- _What to work on_
Please print every record below exactly as it appears.

- _Entries provided_

##############################

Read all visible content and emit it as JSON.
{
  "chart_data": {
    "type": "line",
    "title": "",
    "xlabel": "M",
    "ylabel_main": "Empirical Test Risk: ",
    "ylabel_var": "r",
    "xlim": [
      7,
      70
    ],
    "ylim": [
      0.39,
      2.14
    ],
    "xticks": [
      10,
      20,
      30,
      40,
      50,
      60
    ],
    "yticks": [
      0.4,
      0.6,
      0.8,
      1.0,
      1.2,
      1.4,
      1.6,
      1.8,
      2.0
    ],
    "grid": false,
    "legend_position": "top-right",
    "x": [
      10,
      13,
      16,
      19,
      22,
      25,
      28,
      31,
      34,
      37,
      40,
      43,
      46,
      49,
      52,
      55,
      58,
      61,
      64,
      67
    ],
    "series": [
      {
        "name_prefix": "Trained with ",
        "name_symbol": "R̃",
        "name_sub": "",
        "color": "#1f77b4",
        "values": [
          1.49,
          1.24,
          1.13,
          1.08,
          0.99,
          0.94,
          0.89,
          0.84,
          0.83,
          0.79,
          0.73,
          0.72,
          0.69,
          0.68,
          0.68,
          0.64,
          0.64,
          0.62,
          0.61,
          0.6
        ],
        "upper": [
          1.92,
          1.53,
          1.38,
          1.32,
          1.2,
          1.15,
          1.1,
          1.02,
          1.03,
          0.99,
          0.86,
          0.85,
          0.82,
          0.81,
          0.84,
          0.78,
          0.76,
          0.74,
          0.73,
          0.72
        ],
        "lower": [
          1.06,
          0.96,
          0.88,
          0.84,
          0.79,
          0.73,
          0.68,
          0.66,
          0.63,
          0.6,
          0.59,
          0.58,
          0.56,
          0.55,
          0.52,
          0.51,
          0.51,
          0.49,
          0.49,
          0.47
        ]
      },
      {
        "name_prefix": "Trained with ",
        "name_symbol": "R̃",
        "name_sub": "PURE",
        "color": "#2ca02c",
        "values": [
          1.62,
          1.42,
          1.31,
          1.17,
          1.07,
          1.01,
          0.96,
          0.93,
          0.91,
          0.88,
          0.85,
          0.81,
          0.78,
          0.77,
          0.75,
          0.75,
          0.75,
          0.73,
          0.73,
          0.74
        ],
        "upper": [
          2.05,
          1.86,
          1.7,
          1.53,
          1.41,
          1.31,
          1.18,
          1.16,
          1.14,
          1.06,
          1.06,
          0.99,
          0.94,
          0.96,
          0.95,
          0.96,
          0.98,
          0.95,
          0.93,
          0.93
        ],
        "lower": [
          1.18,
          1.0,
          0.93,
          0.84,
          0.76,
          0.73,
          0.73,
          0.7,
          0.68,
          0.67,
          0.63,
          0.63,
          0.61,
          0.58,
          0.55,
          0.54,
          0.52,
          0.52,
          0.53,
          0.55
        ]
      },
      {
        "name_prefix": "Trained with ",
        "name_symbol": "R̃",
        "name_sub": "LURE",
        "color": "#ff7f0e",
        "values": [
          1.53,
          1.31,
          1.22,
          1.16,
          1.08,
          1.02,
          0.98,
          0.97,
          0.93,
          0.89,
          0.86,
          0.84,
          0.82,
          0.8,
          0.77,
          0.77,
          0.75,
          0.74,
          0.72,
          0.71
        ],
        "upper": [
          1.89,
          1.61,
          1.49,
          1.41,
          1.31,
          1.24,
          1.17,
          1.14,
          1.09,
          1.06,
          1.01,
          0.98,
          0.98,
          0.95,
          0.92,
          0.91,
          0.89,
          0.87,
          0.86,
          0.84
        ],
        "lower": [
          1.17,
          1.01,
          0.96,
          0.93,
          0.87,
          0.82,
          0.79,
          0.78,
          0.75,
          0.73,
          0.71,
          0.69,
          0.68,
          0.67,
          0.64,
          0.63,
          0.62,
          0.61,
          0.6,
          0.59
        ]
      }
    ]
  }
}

##############################

- _Response to this exercise_
Read all visible content and emit it as JSON.
{
  "chart_data": {
    "type": "line",
    "title": "",
    "xlabel": "M",
    "ylabel_main": "Empirical Test Risk: ",
    "ylabel_var": "r",
    "xlim": [
      7,
      70
    ],
    "ylim": [
      0.39,
      2.14
    ],
    "xticks": [
      10,
      20,
      30,
      40,
      50,
      60
    ],
    "yticks": [
      0.4,
      0.6,
      0.8,
      1.0,
      1.2,
      1.4,
      1.6,
      1.8,
      2.0
    ],
    "grid": false,
    "legend_position": "top-right",
    "x": [
      10,
      13,
      16,
      19,
      22,
      25,
      28,
      31,
      34,
      37,
      40,
      43,
      46,
      49,
      52,
      55,
      58,
      61,
      64,
      67
    ],
    "series": [
      {
        "name_prefix": "Trained with ",
        "name_symbol": "R̃",
        "name_sub": "",
        "color": "#1f77b4",
        "values": [
          1.49,
          1.24,
          1.13,
          1.08,
          0.99,
          0.94,
          0.89,
          0.84,
          0.83,
          0.79,
          0.73,
          0.72,
          0.69,
          0.68,
          0.68,
          0.64,
          0.64,
          0.62,
          0.61,
          0.6
        ],
        "upper": [
          1.92,
          1.53,
          1.38,
          1.32,
          1.2,
          1.15,
          1.1,
          1.02,
          1.03,
          0.99,
          0.86,
          0.85,
          0.82,
          0.81,
          0.84,
          0.78,
          0.76,
          0.74,
          0.73,
          0.72
        ],
        "lower": [
          1.06,
          0.96,
          0.88,
          0.84,
          0.79,
          0.73,
          0.68,
          0.66,
          0.63,
          0.6,
          0.59,
          0.58,
          0.56,
          0.55,
          0.52,
          0.51,
          0.51,
          0.49,
          0.49,
          0.47
        ]
      },
      {
        "name_prefix": "Trained with ",
        "name_symbol": "R̃",
        "name_sub": "PURE",
        "color": "#2ca02c",
        "values": [
          1.62,
          1.42,
          1.31,
          1.17,
          1.07,
          1.01,
          0.96,
          0.93,
          0.91,
          0.88,
          0.85,
          0.81,
          0.78,
          0.77,
          0.75,
          0.75,
          0.75,
          0.73,
          0.73,
          0.74
        ],
        "upper": [
          2.05,
          1.86,
          1.7,
          1.53,
          1.41,
          1.31,
          1.18,
          1.16,
          1.14,
          1.06,
          1.06,
          0.99,
          0.94,
          0.96,
          0.95,
          0.96,
          0.98,
          0.95,
          0.93,
          0.93
        ],
        "lower": [
          1.18,
          1.0,
          0.93,
          0.84,
          0.76,
          0.73,
          0.73,
          0.7,
          0.68,
          0.67,
          0.63,
          0.63,
          0.61,
          0.58,
          0.55,
          0.54,
          0.52,
          0.52,
          0.53,
          0.55
        ]
      },
      {
        "name_prefix": "Trained with ",
        "name_symbol": "R̃",
        "name_sub": "LURE",
        "color": "#ff7f0e",
        "values": [
          1.53,
          1.31,
          1.22,
          1.16,
          1.08,
          1.02,
          0.98,
          0.97,
          0.93,
          0.89,
          0.86,
          0.84,
          0.82,
          0.8,
          0.77,
          0.77,
          0.75,
          0.74,
          0.72,
          0.71
        ],
        "upper": [
          1.89,
          1.61,
          1.49,
          1.41,
          1.31,
          1.24,
          1.17,
          1.14,
          1.09,
          1.06,
          1.01,
          0.98,
          0.98,
          0.95,
          0.92,
          0.91,
          0.89,
          0.87,
          0.86,
          0.84
        ],
        "lower": [
          1.17,
          1.01,
          0.96,
          0.93,
          0.87,
          0.82,
          0.79,
          0.78,
          0.75,
          0.73,
          0.71,
          0.69,
          0.68,
          0.67,
          0.64,
          0.63,
          0.62,
          0.61,
          0.6,
          0.59
        ]
      }
    ]
  }
}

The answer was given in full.